--- START ---
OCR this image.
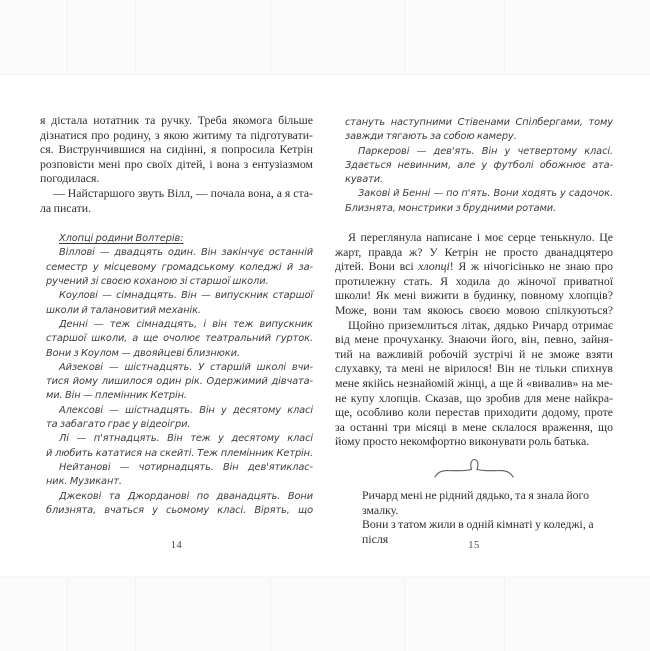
я дістала нотатник та ручку. Треба якомога більше
дізнатися про родину, з якою житиму та підготувати-
ся. Виструнчившися на сидінні, я попросила Кетрін
розповісти мені про своїх дітей, і вона з ентузіазмом
погодилася.
— Найстаршого звуть Вілл, — почала вона, а я ста-
ла писати.
Хлопці родини Волтерів:
Віллові — двадцять один. Він закінчує останній
семестр у місцевому громадському коледжі й за-
ручений зі своєю коханою зі старшої школи.
Коулові — сімнадцять. Він — випускник старшої
школи й талановитий механік.
Денні — теж сімнадцять, і він теж випускник
старшої школи, а ще очолює театральний гурток.
Вони з Коулом — двояйцеві близнюки.
Айзекові — шістнадцять. У старшій школі вчи-
тися йому лишилося один рік. Одержимий дівчата-
ми. Він — племінник Кетрін.
Алексові — шістнадцять. Він у десятому класі
та забагато грає у відеоігри.
Лі — п'ятнадцять. Він теж у десятому класі
й любить кататися на скейті. Теж племінник Кетрін.
Нейтанові — чотирнадцять. Він дев'ятиклас-
ник. Музикант.
Джекові та Джорданові по дванадцять. Вони
близнята, вчаться у сьомому класі. Вірять, що
14
стануть наступними Стівенами Спілбергами, тому
завжди тягають за собою камеру.
Паркерові — дев'ять. Він у четвертому класі.
Здається невинним, але у футболі обожнює ата-
кувати.
Закові й Бенні — по п'ять. Вони ходять у садочок.
Близнята, монстрики з брудними ротами.
Я переглянула написане і моє серце тенькнуло. Це
жарт, правда ж? У Кетрін не просто дванадцятеро
дітей. Вони всі хлопці! Я ж нічогісінько не знаю про
протилежну стать. Я ходила до жіночої приватної
школи! Як мені вижити в будинку, повному хлопців?
Може, вони там якоюсь своєю мовою спілкуються?
Щойно приземлиться літак, дядько Ричард отримає
від мене прочуханку. Знаючи його, він, певно, зайня-
тий на важливій робочій зустрічі й не зможе взяти
слухавку, та мені не вірилося! Він не тільки спихнув
мене якійсь незнайомій жінці, а ще й «вивалив» на ме-
не купу хлопців. Сказав, що зробив для мене найкра-
ще, особливо коли перестав приходити додому, проте
за останні три місяці в мене склалося враження, що
йому просто некомфортно виконувати роль батька.
Ричард мені не рідний дядько, та я знала його змалку.
Вони з татом жили в одній кімнаті у коледжі, а після	15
--- END ---
[DIRECTION]: Whichever lines contain the string "вона", select and copy them.

[REPLY TO THE EXERCISE]:
розповісти мені про своїх дітей, і вона з ентузіазмом
— Найстаршого звуть Вілл, — почала вона, а я ста-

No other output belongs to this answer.